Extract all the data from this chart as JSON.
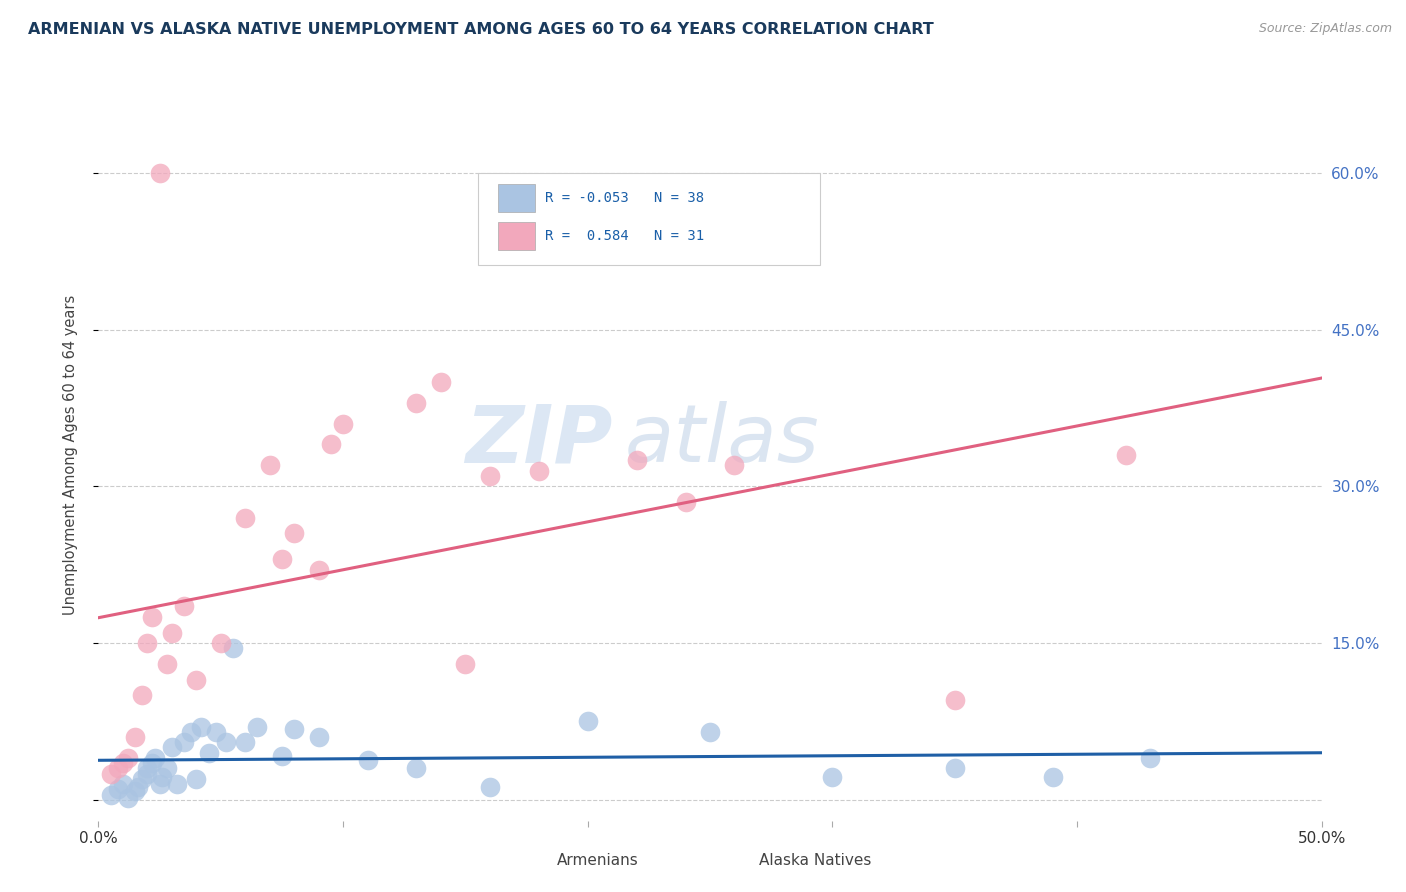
{
  "title": "ARMENIAN VS ALASKA NATIVE UNEMPLOYMENT AMONG AGES 60 TO 64 YEARS CORRELATION CHART",
  "source": "Source: ZipAtlas.com",
  "ylabel": "Unemployment Among Ages 60 to 64 years",
  "xlim": [
    0.0,
    0.5
  ],
  "ylim": [
    -0.02,
    0.68
  ],
  "yticks": [
    0.0,
    0.15,
    0.3,
    0.45,
    0.6
  ],
  "ytick_labels": [
    "",
    "15.0%",
    "30.0%",
    "45.0%",
    "60.0%"
  ],
  "xticks": [
    0.0,
    0.1,
    0.2,
    0.3,
    0.4,
    0.5
  ],
  "armenian_color": "#aac4e2",
  "alaska_color": "#f2a8bc",
  "armenian_line_color": "#1f5fa6",
  "alaska_line_color": "#e06080",
  "watermark_zip": "ZIP",
  "watermark_atlas": "atlas",
  "armenian_x": [
    0.005,
    0.008,
    0.01,
    0.012,
    0.015,
    0.016,
    0.018,
    0.02,
    0.02,
    0.022,
    0.023,
    0.025,
    0.026,
    0.028,
    0.03,
    0.032,
    0.035,
    0.038,
    0.04,
    0.042,
    0.045,
    0.048,
    0.052,
    0.055,
    0.06,
    0.065,
    0.075,
    0.08,
    0.09,
    0.11,
    0.13,
    0.16,
    0.2,
    0.25,
    0.3,
    0.35,
    0.39,
    0.43
  ],
  "armenian_y": [
    0.005,
    0.01,
    0.015,
    0.002,
    0.008,
    0.012,
    0.02,
    0.025,
    0.03,
    0.035,
    0.04,
    0.015,
    0.022,
    0.03,
    0.05,
    0.015,
    0.055,
    0.065,
    0.02,
    0.07,
    0.045,
    0.065,
    0.055,
    0.145,
    0.055,
    0.07,
    0.042,
    0.068,
    0.06,
    0.038,
    0.03,
    0.012,
    0.075,
    0.065,
    0.022,
    0.03,
    0.022,
    0.04
  ],
  "alaska_x": [
    0.005,
    0.008,
    0.01,
    0.012,
    0.015,
    0.018,
    0.02,
    0.022,
    0.025,
    0.028,
    0.03,
    0.035,
    0.04,
    0.05,
    0.06,
    0.07,
    0.075,
    0.08,
    0.09,
    0.095,
    0.1,
    0.13,
    0.14,
    0.15,
    0.16,
    0.18,
    0.22,
    0.24,
    0.26,
    0.35,
    0.42
  ],
  "alaska_y": [
    0.025,
    0.03,
    0.035,
    0.04,
    0.06,
    0.1,
    0.15,
    0.175,
    0.6,
    0.13,
    0.16,
    0.185,
    0.115,
    0.15,
    0.27,
    0.32,
    0.23,
    0.255,
    0.22,
    0.34,
    0.36,
    0.38,
    0.4,
    0.13,
    0.31,
    0.315,
    0.325,
    0.285,
    0.32,
    0.095,
    0.33
  ]
}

┄┄┄┄┄┄

THE PROBLEM: All of the lines above should be retyped precisely, apart from the pictures.

THE REPLY:
Extract all the data from this chart as JSON.
{
  "title": "ARMENIAN VS ALASKA NATIVE UNEMPLOYMENT AMONG AGES 60 TO 64 YEARS CORRELATION CHART",
  "source": "Source: ZipAtlas.com",
  "ylabel": "Unemployment Among Ages 60 to 64 years",
  "xlim": [
    0.0,
    0.5
  ],
  "ylim": [
    -0.02,
    0.68
  ],
  "yticks": [
    0.0,
    0.15,
    0.3,
    0.45,
    0.6
  ],
  "ytick_labels": [
    "",
    "15.0%",
    "30.0%",
    "45.0%",
    "60.0%"
  ],
  "xticks": [
    0.0,
    0.1,
    0.2,
    0.3,
    0.4,
    0.5
  ],
  "armenian_color": "#aac4e2",
  "alaska_color": "#f2a8bc",
  "armenian_line_color": "#1f5fa6",
  "alaska_line_color": "#e06080",
  "watermark_zip": "ZIP",
  "watermark_atlas": "atlas",
  "armenian_x": [
    0.005,
    0.008,
    0.01,
    0.012,
    0.015,
    0.016,
    0.018,
    0.02,
    0.02,
    0.022,
    0.023,
    0.025,
    0.026,
    0.028,
    0.03,
    0.032,
    0.035,
    0.038,
    0.04,
    0.042,
    0.045,
    0.048,
    0.052,
    0.055,
    0.06,
    0.065,
    0.075,
    0.08,
    0.09,
    0.11,
    0.13,
    0.16,
    0.2,
    0.25,
    0.3,
    0.35,
    0.39,
    0.43
  ],
  "armenian_y": [
    0.005,
    0.01,
    0.015,
    0.002,
    0.008,
    0.012,
    0.02,
    0.025,
    0.03,
    0.035,
    0.04,
    0.015,
    0.022,
    0.03,
    0.05,
    0.015,
    0.055,
    0.065,
    0.02,
    0.07,
    0.045,
    0.065,
    0.055,
    0.145,
    0.055,
    0.07,
    0.042,
    0.068,
    0.06,
    0.038,
    0.03,
    0.012,
    0.075,
    0.065,
    0.022,
    0.03,
    0.022,
    0.04
  ],
  "alaska_x": [
    0.005,
    0.008,
    0.01,
    0.012,
    0.015,
    0.018,
    0.02,
    0.022,
    0.025,
    0.028,
    0.03,
    0.035,
    0.04,
    0.05,
    0.06,
    0.07,
    0.075,
    0.08,
    0.09,
    0.095,
    0.1,
    0.13,
    0.14,
    0.15,
    0.16,
    0.18,
    0.22,
    0.24,
    0.26,
    0.35,
    0.42
  ],
  "alaska_y": [
    0.025,
    0.03,
    0.035,
    0.04,
    0.06,
    0.1,
    0.15,
    0.175,
    0.6,
    0.13,
    0.16,
    0.185,
    0.115,
    0.15,
    0.27,
    0.32,
    0.23,
    0.255,
    0.22,
    0.34,
    0.36,
    0.38,
    0.4,
    0.13,
    0.31,
    0.315,
    0.325,
    0.285,
    0.32,
    0.095,
    0.33
  ]
}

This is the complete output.